**EXERCISE PROMPT**: Find the lines holding the string "JSON" in the data, then copy all of them.

**RECORDED INFORMATION**:
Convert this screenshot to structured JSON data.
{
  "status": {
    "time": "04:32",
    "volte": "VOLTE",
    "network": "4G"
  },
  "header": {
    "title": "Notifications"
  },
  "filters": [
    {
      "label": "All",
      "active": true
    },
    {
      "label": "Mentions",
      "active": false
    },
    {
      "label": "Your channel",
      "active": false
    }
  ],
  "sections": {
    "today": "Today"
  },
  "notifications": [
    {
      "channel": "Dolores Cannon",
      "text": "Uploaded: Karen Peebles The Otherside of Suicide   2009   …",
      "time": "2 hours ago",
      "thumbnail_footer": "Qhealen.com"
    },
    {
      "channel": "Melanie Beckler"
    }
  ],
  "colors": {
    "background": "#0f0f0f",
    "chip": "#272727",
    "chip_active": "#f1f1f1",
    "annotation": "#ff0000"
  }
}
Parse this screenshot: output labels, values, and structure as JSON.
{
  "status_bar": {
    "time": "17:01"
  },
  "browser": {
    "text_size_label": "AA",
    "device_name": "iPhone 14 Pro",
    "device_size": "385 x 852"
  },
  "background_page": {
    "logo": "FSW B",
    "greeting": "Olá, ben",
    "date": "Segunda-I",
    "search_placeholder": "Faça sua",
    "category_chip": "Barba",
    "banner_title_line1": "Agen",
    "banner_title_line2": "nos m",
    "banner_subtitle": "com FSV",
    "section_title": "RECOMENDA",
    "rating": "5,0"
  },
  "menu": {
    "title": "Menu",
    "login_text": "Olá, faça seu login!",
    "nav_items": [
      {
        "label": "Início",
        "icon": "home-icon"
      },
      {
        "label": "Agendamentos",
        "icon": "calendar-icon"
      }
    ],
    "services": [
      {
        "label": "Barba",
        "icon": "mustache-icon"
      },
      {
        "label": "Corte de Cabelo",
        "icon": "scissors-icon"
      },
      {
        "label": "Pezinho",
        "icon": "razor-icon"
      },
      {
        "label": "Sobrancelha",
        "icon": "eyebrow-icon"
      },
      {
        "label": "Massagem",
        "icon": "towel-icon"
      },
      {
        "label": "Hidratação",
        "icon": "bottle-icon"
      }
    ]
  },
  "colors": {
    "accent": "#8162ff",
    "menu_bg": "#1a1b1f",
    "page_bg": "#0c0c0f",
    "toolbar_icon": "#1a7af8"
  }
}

**SOLUTION**:
Convert this screenshot to structured JSON data.
Parse this screenshot: output labels, values, and structure as JSON.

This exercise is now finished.